• Provided entries:
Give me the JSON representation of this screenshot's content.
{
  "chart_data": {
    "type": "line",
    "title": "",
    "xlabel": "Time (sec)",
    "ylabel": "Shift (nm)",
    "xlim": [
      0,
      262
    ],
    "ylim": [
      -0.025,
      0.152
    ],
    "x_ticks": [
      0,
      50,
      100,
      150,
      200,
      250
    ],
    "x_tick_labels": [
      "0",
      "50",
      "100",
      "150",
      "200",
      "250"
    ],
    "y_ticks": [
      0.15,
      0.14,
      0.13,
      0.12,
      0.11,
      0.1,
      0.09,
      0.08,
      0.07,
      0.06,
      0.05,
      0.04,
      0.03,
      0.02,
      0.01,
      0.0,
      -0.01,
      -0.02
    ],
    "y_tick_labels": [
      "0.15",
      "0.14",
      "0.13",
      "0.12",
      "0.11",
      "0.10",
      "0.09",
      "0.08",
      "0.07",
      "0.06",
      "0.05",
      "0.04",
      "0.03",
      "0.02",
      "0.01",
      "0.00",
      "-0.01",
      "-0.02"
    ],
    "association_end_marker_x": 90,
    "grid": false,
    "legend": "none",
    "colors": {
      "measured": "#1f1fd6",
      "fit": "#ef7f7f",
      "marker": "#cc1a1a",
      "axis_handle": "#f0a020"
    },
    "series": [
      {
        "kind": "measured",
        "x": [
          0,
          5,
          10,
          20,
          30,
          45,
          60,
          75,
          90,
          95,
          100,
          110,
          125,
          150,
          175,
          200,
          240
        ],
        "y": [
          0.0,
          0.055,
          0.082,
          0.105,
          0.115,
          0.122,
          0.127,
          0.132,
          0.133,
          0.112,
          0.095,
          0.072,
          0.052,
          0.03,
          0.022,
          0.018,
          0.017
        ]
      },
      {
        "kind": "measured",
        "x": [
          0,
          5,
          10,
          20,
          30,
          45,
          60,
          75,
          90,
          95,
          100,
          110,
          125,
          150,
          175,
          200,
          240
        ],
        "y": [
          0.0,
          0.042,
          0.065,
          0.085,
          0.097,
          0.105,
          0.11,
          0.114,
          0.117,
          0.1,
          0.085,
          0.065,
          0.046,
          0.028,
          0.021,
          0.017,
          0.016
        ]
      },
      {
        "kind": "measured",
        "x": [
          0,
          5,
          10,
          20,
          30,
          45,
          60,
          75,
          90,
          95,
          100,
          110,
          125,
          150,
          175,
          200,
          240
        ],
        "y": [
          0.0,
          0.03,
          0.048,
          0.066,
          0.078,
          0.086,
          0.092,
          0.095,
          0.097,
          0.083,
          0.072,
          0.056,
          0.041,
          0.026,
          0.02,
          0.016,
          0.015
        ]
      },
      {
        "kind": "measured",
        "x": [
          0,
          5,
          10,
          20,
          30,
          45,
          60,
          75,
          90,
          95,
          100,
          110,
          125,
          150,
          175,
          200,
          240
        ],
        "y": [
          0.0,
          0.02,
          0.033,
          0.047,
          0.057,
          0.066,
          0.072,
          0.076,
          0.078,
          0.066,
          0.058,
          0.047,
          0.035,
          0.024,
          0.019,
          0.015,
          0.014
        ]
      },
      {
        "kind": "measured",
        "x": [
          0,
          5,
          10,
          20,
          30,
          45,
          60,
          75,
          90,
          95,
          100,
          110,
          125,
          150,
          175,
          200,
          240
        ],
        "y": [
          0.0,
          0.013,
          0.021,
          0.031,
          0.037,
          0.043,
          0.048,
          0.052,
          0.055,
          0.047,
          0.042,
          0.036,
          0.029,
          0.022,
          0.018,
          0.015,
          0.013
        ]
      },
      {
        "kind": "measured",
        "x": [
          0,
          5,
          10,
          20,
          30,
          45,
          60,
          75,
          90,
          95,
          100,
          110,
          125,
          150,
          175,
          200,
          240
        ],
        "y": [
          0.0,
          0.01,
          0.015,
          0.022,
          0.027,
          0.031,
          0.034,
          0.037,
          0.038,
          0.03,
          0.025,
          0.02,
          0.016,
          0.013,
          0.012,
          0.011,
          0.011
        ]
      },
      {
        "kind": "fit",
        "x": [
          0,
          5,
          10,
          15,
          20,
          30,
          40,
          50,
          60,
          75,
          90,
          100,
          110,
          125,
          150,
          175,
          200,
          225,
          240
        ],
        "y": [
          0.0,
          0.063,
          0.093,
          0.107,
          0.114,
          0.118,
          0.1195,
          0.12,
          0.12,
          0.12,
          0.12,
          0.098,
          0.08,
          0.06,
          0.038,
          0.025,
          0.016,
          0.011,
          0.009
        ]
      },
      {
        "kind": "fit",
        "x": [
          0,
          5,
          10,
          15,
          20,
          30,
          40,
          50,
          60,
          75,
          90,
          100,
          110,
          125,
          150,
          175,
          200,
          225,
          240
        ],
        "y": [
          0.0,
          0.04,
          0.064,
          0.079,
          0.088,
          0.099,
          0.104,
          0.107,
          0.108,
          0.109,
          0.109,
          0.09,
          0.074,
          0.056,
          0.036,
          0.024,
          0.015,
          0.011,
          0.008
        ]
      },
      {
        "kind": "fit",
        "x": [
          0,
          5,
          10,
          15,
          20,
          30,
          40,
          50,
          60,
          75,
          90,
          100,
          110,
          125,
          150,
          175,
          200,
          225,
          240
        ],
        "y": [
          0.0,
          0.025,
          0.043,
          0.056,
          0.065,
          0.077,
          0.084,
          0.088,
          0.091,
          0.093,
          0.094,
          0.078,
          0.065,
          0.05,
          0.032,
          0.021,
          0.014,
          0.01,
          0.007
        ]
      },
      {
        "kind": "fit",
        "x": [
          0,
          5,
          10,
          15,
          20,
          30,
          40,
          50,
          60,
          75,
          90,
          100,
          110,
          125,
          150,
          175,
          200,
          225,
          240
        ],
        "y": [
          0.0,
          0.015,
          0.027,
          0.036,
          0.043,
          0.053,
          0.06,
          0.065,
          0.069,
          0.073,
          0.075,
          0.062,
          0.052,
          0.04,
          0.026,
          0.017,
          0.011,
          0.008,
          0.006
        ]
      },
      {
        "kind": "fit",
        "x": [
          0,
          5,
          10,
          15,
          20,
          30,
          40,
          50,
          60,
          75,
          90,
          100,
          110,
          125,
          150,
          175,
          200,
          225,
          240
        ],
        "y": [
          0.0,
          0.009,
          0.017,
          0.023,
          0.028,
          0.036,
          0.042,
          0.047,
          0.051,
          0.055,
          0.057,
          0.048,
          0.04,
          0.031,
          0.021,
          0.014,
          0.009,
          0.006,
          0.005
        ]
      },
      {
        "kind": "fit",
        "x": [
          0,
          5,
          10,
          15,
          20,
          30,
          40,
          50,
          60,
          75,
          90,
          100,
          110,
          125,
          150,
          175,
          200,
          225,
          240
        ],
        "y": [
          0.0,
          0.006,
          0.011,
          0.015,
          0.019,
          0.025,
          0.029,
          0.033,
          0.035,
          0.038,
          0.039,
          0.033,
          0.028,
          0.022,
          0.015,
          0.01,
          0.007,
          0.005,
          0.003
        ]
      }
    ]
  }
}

• The exercise: Take the listing above and set it down exactly.

• Solution:
Give me the JSON representation of this screenshot's content.
{
  "chart_data": {
    "type": "line",
    "title": "",
    "xlabel": "Time (sec)",
    "ylabel": "Shift (nm)",
    "xlim": [
      0,
      262
    ],
    "ylim": [
      -0.025,
      0.152
    ],
    "x_ticks": [
      0,
      50,
      100,
      150,
      200,
      250
    ],
    "x_tick_labels": [
      "0",
      "50",
      "100",
      "150",
      "200",
      "250"
    ],
    "y_ticks": [
      0.15,
      0.14,
      0.13,
      0.12,
      0.11,
      0.1,
      0.09,
      0.08,
      0.07,
      0.06,
      0.05,
      0.04,
      0.03,
      0.02,
      0.01,
      0.0,
      -0.01,
      -0.02
    ],
    "y_tick_labels": [
      "0.15",
      "0.14",
      "0.13",
      "0.12",
      "0.11",
      "0.10",
      "0.09",
      "0.08",
      "0.07",
      "0.06",
      "0.05",
      "0.04",
      "0.03",
      "0.02",
      "0.01",
      "0.00",
      "-0.01",
      "-0.02"
    ],
    "association_end_marker_x": 90,
    "grid": false,
    "legend": "none",
    "colors": {
      "measured": "#1f1fd6",
      "fit": "#ef7f7f",
      "marker": "#cc1a1a",
      "axis_handle": "#f0a020"
    },
    "series": [
      {
        "kind": "measured",
        "x": [
          0,
          5,
          10,
          20,
          30,
          45,
          60,
          75,
          90,
          95,
          100,
          110,
          125,
          150,
          175,
          200,
          240
        ],
        "y": [
          0.0,
          0.055,
          0.082,
          0.105,
          0.115,
          0.122,
          0.127,
          0.132,
          0.133,
          0.112,
          0.095,
          0.072,
          0.052,
          0.03,
          0.022,
          0.018,
          0.017
        ]
      },
      {
        "kind": "measured",
        "x": [
          0,
          5,
          10,
          20,
          30,
          45,
          60,
          75,
          90,
          95,
          100,
          110,
          125,
          150,
          175,
          200,
          240
        ],
        "y": [
          0.0,
          0.042,
          0.065,
          0.085,
          0.097,
          0.105,
          0.11,
          0.114,
          0.117,
          0.1,
          0.085,
          0.065,
          0.046,
          0.028,
          0.021,
          0.017,
          0.016
        ]
      },
      {
        "kind": "measured",
        "x": [
          0,
          5,
          10,
          20,
          30,
          45,
          60,
          75,
          90,
          95,
          100,
          110,
          125,
          150,
          175,
          200,
          240
        ],
        "y": [
          0.0,
          0.03,
          0.048,
          0.066,
          0.078,
          0.086,
          0.092,
          0.095,
          0.097,
          0.083,
          0.072,
          0.056,
          0.041,
          0.026,
          0.02,
          0.016,
          0.015
        ]
      },
      {
        "kind": "measured",
        "x": [
          0,
          5,
          10,
          20,
          30,
          45,
          60,
          75,
          90,
          95,
          100,
          110,
          125,
          150,
          175,
          200,
          240
        ],
        "y": [
          0.0,
          0.02,
          0.033,
          0.047,
          0.057,
          0.066,
          0.072,
          0.076,
          0.078,
          0.066,
          0.058,
          0.047,
          0.035,
          0.024,
          0.019,
          0.015,
          0.014
        ]
      },
      {
        "kind": "measured",
        "x": [
          0,
          5,
          10,
          20,
          30,
          45,
          60,
          75,
          90,
          95,
          100,
          110,
          125,
          150,
          175,
          200,
          240
        ],
        "y": [
          0.0,
          0.013,
          0.021,
          0.031,
          0.037,
          0.043,
          0.048,
          0.052,
          0.055,
          0.047,
          0.042,
          0.036,
          0.029,
          0.022,
          0.018,
          0.015,
          0.013
        ]
      },
      {
        "kind": "measured",
        "x": [
          0,
          5,
          10,
          20,
          30,
          45,
          60,
          75,
          90,
          95,
          100,
          110,
          125,
          150,
          175,
          200,
          240
        ],
        "y": [
          0.0,
          0.01,
          0.015,
          0.022,
          0.027,
          0.031,
          0.034,
          0.037,
          0.038,
          0.03,
          0.025,
          0.02,
          0.016,
          0.013,
          0.012,
          0.011,
          0.011
        ]
      },
      {
        "kind": "fit",
        "x": [
          0,
          5,
          10,
          15,
          20,
          30,
          40,
          50,
          60,
          75,
          90,
          100,
          110,
          125,
          150,
          175,
          200,
          225,
          240
        ],
        "y": [
          0.0,
          0.063,
          0.093,
          0.107,
          0.114,
          0.118,
          0.1195,
          0.12,
          0.12,
          0.12,
          0.12,
          0.098,
          0.08,
          0.06,
          0.038,
          0.025,
          0.016,
          0.011,
          0.009
        ]
      },
      {
        "kind": "fit",
        "x": [
          0,
          5,
          10,
          15,
          20,
          30,
          40,
          50,
          60,
          75,
          90,
          100,
          110,
          125,
          150,
          175,
          200,
          225,
          240
        ],
        "y": [
          0.0,
          0.04,
          0.064,
          0.079,
          0.088,
          0.099,
          0.104,
          0.107,
          0.108,
          0.109,
          0.109,
          0.09,
          0.074,
          0.056,
          0.036,
          0.024,
          0.015,
          0.011,
          0.008
        ]
      },
      {
        "kind": "fit",
        "x": [
          0,
          5,
          10,
          15,
          20,
          30,
          40,
          50,
          60,
          75,
          90,
          100,
          110,
          125,
          150,
          175,
          200,
          225,
          240
        ],
        "y": [
          0.0,
          0.025,
          0.043,
          0.056,
          0.065,
          0.077,
          0.084,
          0.088,
          0.091,
          0.093,
          0.094,
          0.078,
          0.065,
          0.05,
          0.032,
          0.021,
          0.014,
          0.01,
          0.007
        ]
      },
      {
        "kind": "fit",
        "x": [
          0,
          5,
          10,
          15,
          20,
          30,
          40,
          50,
          60,
          75,
          90,
          100,
          110,
          125,
          150,
          175,
          200,
          225,
          240
        ],
        "y": [
          0.0,
          0.015,
          0.027,
          0.036,
          0.043,
          0.053,
          0.06,
          0.065,
          0.069,
          0.073,
          0.075,
          0.062,
          0.052,
          0.04,
          0.026,
          0.017,
          0.011,
          0.008,
          0.006
        ]
      },
      {
        "kind": "fit",
        "x": [
          0,
          5,
          10,
          15,
          20,
          30,
          40,
          50,
          60,
          75,
          90,
          100,
          110,
          125,
          150,
          175,
          200,
          225,
          240
        ],
        "y": [
          0.0,
          0.009,
          0.017,
          0.023,
          0.028,
          0.036,
          0.042,
          0.047,
          0.051,
          0.055,
          0.057,
          0.048,
          0.04,
          0.031,
          0.021,
          0.014,
          0.009,
          0.006,
          0.005
        ]
      },
      {
        "kind": "fit",
        "x": [
          0,
          5,
          10,
          15,
          20,
          30,
          40,
          50,
          60,
          75,
          90,
          100,
          110,
          125,
          150,
          175,
          200,
          225,
          240
        ],
        "y": [
          0.0,
          0.006,
          0.011,
          0.015,
          0.019,
          0.025,
          0.029,
          0.033,
          0.035,
          0.038,
          0.039,
          0.033,
          0.028,
          0.022,
          0.015,
          0.01,
          0.007,
          0.005,
          0.003
        ]
      }
    ]
  }
}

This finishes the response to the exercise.